Ziel der Übung »
Schreibe den Artikel über die Dividendenkürzung der VP Bank nach seinem letzten Satz weiter.

Ausgangstext »
○ ○ ○ ○
Unternehmen / Finanz

VP Bank wird Dividende kürzen

Analyse | Bei der Liechtensteiner Bankengruppe hat eine Wertberichtigung auf einen Einzelkredit Folgen – trotz operativ gutem Resultat.

Thomas Meier, der Verwaltungsratspräsident der VP Bank, machte an der Medien-und Analystenkonferenz deutlich, dass eine unveränderte Dividende für dieses Jahr nicht in Frage kommt. «Unsere Politik ist es, 40% des Nettogewinns an die Ak­tionäre weiterzugeben», erklärte er. Der Rückschlag von 20 Mio. Fr. im Zusam­menhang mit der Einzelwertberichtigung eines Lombardkredits am Standort Luxemburg liess den Halbjahresgewinn der VP-Bank-Gruppe von 35 auf 14 Mio. Fr. einbrechen. Eine Dividende von erneut 5.50 Fr. liegt gemäss Meier nicht drin.
○ ○ ○ ○
Strukturierte Daten zur Seitenanalyse »
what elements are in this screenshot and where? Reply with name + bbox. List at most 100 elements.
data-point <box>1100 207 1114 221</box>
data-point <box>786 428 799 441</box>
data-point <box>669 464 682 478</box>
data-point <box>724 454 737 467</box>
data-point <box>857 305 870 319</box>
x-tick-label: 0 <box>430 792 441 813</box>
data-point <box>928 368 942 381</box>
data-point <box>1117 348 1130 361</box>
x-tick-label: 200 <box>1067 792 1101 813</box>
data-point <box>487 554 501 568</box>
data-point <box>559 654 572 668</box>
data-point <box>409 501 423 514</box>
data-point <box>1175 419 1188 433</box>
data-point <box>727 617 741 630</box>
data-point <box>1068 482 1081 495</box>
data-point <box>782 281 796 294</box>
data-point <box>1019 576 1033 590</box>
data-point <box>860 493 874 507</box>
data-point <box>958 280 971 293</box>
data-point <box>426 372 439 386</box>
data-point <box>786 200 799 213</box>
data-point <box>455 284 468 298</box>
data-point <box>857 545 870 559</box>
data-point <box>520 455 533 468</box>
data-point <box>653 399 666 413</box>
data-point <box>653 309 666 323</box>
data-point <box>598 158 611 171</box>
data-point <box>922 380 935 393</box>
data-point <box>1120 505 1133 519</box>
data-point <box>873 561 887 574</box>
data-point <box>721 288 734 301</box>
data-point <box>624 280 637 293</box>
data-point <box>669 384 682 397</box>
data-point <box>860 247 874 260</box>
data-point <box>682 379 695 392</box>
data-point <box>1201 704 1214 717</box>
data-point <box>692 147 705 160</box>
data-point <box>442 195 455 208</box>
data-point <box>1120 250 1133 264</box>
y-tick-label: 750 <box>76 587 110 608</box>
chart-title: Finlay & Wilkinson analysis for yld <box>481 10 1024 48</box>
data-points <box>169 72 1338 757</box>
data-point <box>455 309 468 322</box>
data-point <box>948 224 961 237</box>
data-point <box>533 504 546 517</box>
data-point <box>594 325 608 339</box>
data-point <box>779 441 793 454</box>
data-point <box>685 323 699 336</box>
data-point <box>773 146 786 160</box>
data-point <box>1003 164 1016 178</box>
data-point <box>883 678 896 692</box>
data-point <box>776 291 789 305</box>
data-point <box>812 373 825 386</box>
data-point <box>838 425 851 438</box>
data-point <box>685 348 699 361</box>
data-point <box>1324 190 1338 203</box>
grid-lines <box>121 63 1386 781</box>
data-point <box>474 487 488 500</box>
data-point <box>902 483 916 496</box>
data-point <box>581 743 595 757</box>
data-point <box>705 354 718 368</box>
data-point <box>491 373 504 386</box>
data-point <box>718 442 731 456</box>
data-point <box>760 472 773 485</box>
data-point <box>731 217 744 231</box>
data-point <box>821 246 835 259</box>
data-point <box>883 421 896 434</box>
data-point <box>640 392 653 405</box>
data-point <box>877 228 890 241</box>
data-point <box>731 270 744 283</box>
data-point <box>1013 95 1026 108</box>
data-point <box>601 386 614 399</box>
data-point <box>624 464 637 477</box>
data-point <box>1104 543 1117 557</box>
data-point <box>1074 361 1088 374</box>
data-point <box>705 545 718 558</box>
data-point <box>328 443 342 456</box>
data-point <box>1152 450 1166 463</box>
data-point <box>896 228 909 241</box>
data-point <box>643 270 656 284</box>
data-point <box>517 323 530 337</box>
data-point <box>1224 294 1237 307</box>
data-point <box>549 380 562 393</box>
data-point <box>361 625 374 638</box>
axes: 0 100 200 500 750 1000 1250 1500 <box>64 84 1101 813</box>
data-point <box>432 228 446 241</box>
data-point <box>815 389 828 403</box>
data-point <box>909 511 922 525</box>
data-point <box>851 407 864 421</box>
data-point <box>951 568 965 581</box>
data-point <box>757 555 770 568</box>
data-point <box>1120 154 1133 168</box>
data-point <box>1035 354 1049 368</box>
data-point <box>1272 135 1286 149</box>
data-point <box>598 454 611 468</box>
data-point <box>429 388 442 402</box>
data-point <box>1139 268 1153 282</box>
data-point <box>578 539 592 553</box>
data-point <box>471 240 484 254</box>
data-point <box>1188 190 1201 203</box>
○ ○ ○ ○
Antwortbereich »
Die Basis der Ausschüttungen, hiess es im Frühjahr an der Generalversammlung der VP, bilde die vom Verwaltungsrat ­definierte Dividendenpolitik. Sie habe das Ziel, «unter Beibehaltung einer kon­stanten Dividendenentwicklung vom ­erwirtschafteten Konzerngewinn 40 bis 60% an die Aktionäre auszuschütten». Die aktuelle Dividende basiert auf dem Konzerngewinn von 73,5 Fr. Mio., und die Ausschüttungsquote betrug 45%.